▸ **Exercise task**: Your copy of the material below should match it exactly, except that it holds no pictures.
— begin Source material —
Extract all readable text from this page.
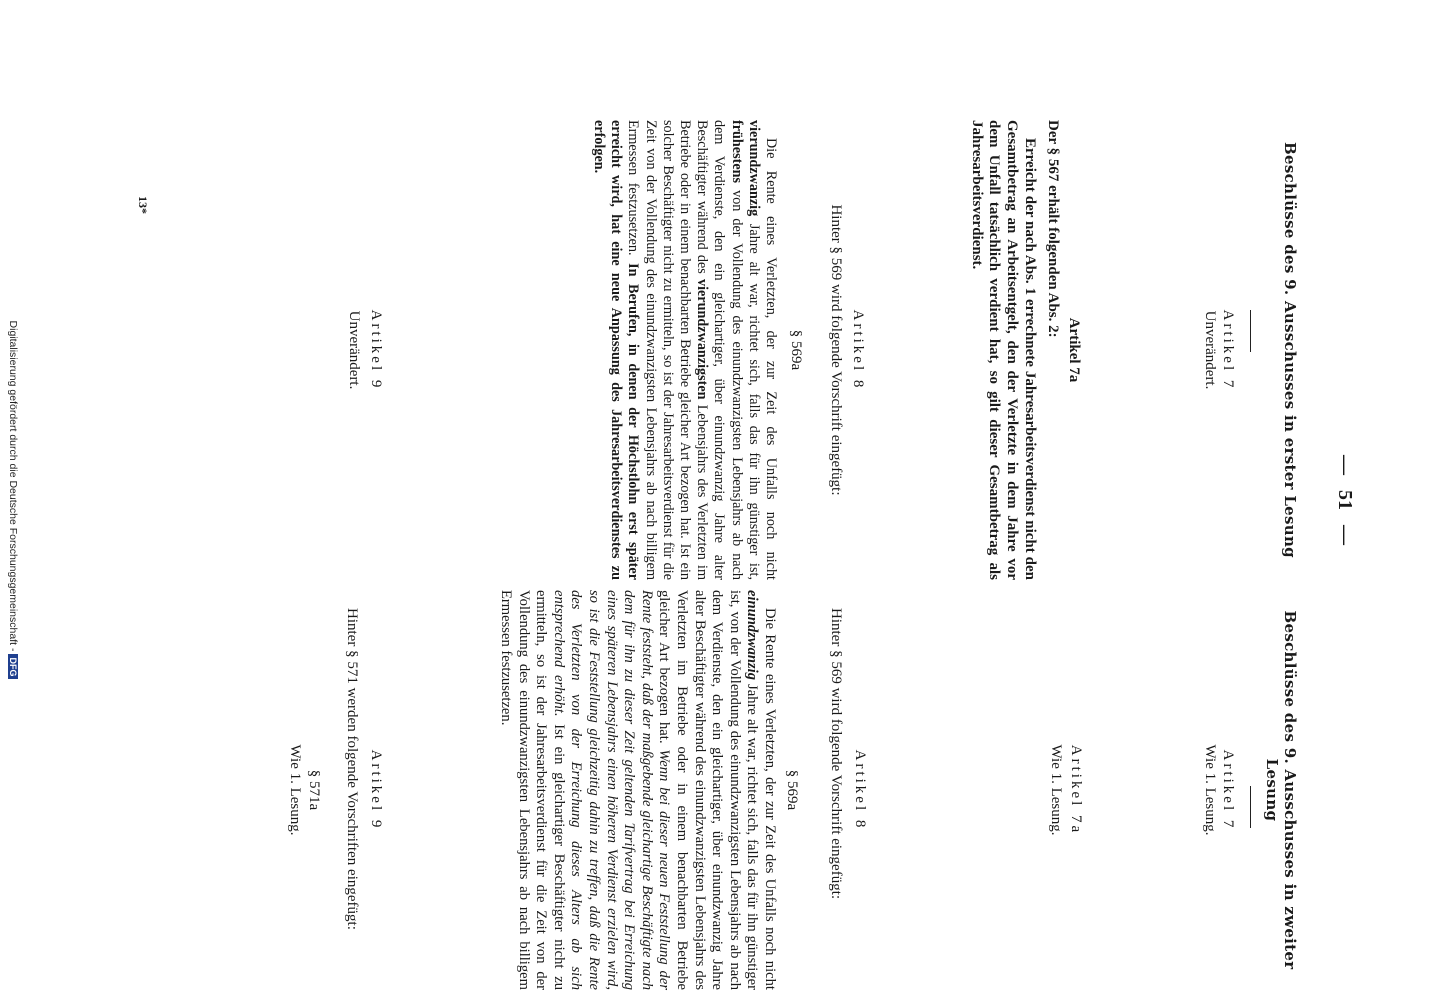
—   51   —
Beschlüsse des 9. Ausschusses in erster Lesung
Beschlüsse des 9. Ausschusses in zweiter Lesung
Artikel 7
Unverändert.
Artikel 7a
Der § 567 erhält folgenden Abs. 2:
Erreicht der nach Abs. 1 errechnete Jahresarbeitsverdienst nicht den Gesamtbetrag an Arbeitsentgelt, den der Verletzte in dem Jahre vor dem Unfall tatsächlich verdient hat, so gilt dieser Gesamtbetrag als Jahresarbeitsverdienst.
Artikel 8
Hinter § 569 wird folgende Vorschrift eingefügt:
§ 569a
Die Rente eines Verletzten, der zur Zeit des Unfalls noch nicht vierundzwanzig Jahre alt war, richtet sich, falls das für ihn günstiger ist, frühestens von der Vollendung des einundzwanzigsten Lebensjahrs ab nach dem Verdienste, den ein gleichartiger, über einundzwanzig Jahre alter Beschäftigter während des vierundzwanzigsten Lebensjahrs des Verletzten im Betriebe oder in einem benachbarten Betriebe gleicher Art bezogen hat. Ist ein solcher Beschäftigter nicht zu ermitteln, so ist der Jahresarbeitsverdienst für die Zeit von der Vollendung des einundzwanzigsten Lebensjahrs ab nach billigem Ermessen festzusetzen. In Berufen, in denen der Höchstlohn erst später erreicht wird, hat eine neue Anpassung des Jahresarbeitsverdienstes zu erfolgen.
Artikel 9
Unverändert.
Artikel 7
Wie 1. Lesung.
Artikel 7a
Wie 1. Lesung.
Artikel 8
Hinter § 569 wird folgende Vorschrift eingefügt:
§ 569a
Die Rente eines Verletzten, der zur Zeit des Unfalls noch nicht einundzwanzig Jahre alt war, richtet sich, falls das für ihn günstiger ist, von der Vollendung des einundzwanzigsten Lebensjahrs ab nach dem Verdienste, den ein gleichartiger, über einundzwanzig Jahre alter Beschäftigter während des einundzwanzigsten Lebensjahrs des Verletzten im Betriebe oder in einem benachbarten Betriebe gleicher Art bezogen hat. Wenn bei dieser neuen Feststellung der Rente feststeht, daß der maßgebende gleichartige Beschäftigte nach dem für ihn zu dieser Zeit geltenden Tarifvertrag bei Erreichung eines späteren Lebensjahrs einen höheren Verdienst erzielen wird, so ist die Feststellung gleichzeitig dahin zu treffen, daß die Rente des Verletzten von der Erreichung dieses Alters ab sich entsprechend erhöht. Ist ein gleichartiger Beschäftigter nicht zu ermitteln, so ist der Jahresarbeitsverdienst für die Zeit von der Vollendung des einundzwanzigsten Lebensjahrs ab nach billigem Ermessen festzusetzen.
Artikel 9
Hinter § 571 werden folgende Vorschriften eingefügt:
§ 571a
Wie 1. Lesung.
13*
Digitalisierung gefördert durch die Deutsche Forschungsgemeinschaft -DFG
— end Source material —
▸ **Exercise result**:
Extract all readable text from this page.
—   51   —
Beschlüsse des 9. Ausschusses in erster Lesung
Beschlüsse des 9. Ausschusses in zweiter Lesung
Artikel 7
Unverändert.
Artikel 7a
Der § 567 erhält folgenden Abs. 2:
Erreicht der nach Abs. 1 errechnete Jahresarbeitsverdienst nicht den Gesamtbetrag an Arbeitsentgelt, den der Verletzte in dem Jahre vor dem Unfall tatsächlich verdient hat, so gilt dieser Gesamtbetrag als Jahresarbeitsverdienst.
Artikel 8
Hinter § 569 wird folgende Vorschrift eingefügt:
§ 569a
Die Rente eines Verletzten, der zur Zeit des Unfalls noch nicht vierundzwanzig Jahre alt war, richtet sich, falls das für ihn günstiger ist, frühestens von der Vollendung des einundzwanzigsten Lebensjahrs ab nach dem Verdienste, den ein gleichartiger, über einundzwanzig Jahre alter Beschäftigter während des vierundzwanzigsten Lebensjahrs des Verletzten im Betriebe oder in einem benachbarten Betriebe gleicher Art bezogen hat. Ist ein solcher Beschäftigter nicht zu ermitteln, so ist der Jahresarbeitsverdienst für die Zeit von der Vollendung des einundzwanzigsten Lebensjahrs ab nach billigem Ermessen festzusetzen. In Berufen, in denen der Höchstlohn erst später erreicht wird, hat eine neue Anpassung des Jahresarbeitsverdienstes zu erfolgen.
Artikel 9
Unverändert.
Artikel 7
Wie 1. Lesung.
Artikel 7a
Wie 1. Lesung.
Artikel 8
Hinter § 569 wird folgende Vorschrift eingefügt:
§ 569a
Die Rente eines Verletzten, der zur Zeit des Unfalls noch nicht einundzwanzig Jahre alt war, richtet sich, falls das für ihn günstiger ist, von der Vollendung des einundzwanzigsten Lebensjahrs ab nach dem Verdienste, den ein gleichartiger, über einundzwanzig Jahre alter Beschäftigter während des einundzwanzigsten Lebensjahrs des Verletzten im Betriebe oder in einem benachbarten Betriebe gleicher Art bezogen hat. Wenn bei dieser neuen Feststellung der Rente feststeht, daß der maßgebende gleichartige Beschäftigte nach dem für ihn zu dieser Zeit geltenden Tarifvertrag bei Erreichung eines späteren Lebensjahrs einen höheren Verdienst erzielen wird, so ist die Feststellung gleichzeitig dahin zu treffen, daß die Rente des Verletzten von der Erreichung dieses Alters ab sich entsprechend erhöht. Ist ein gleichartiger Beschäftigter nicht zu ermitteln, so ist der Jahresarbeitsverdienst für die Zeit von der Vollendung des einundzwanzigsten Lebensjahrs ab nach billigem Ermessen festzusetzen.
Artikel 9
Hinter § 571 werden folgende Vorschriften eingefügt:
§ 571a
Wie 1. Lesung.
13*
Digitalisierung gefördert durch die Deutsche Forschungsgemeinschaft -DFG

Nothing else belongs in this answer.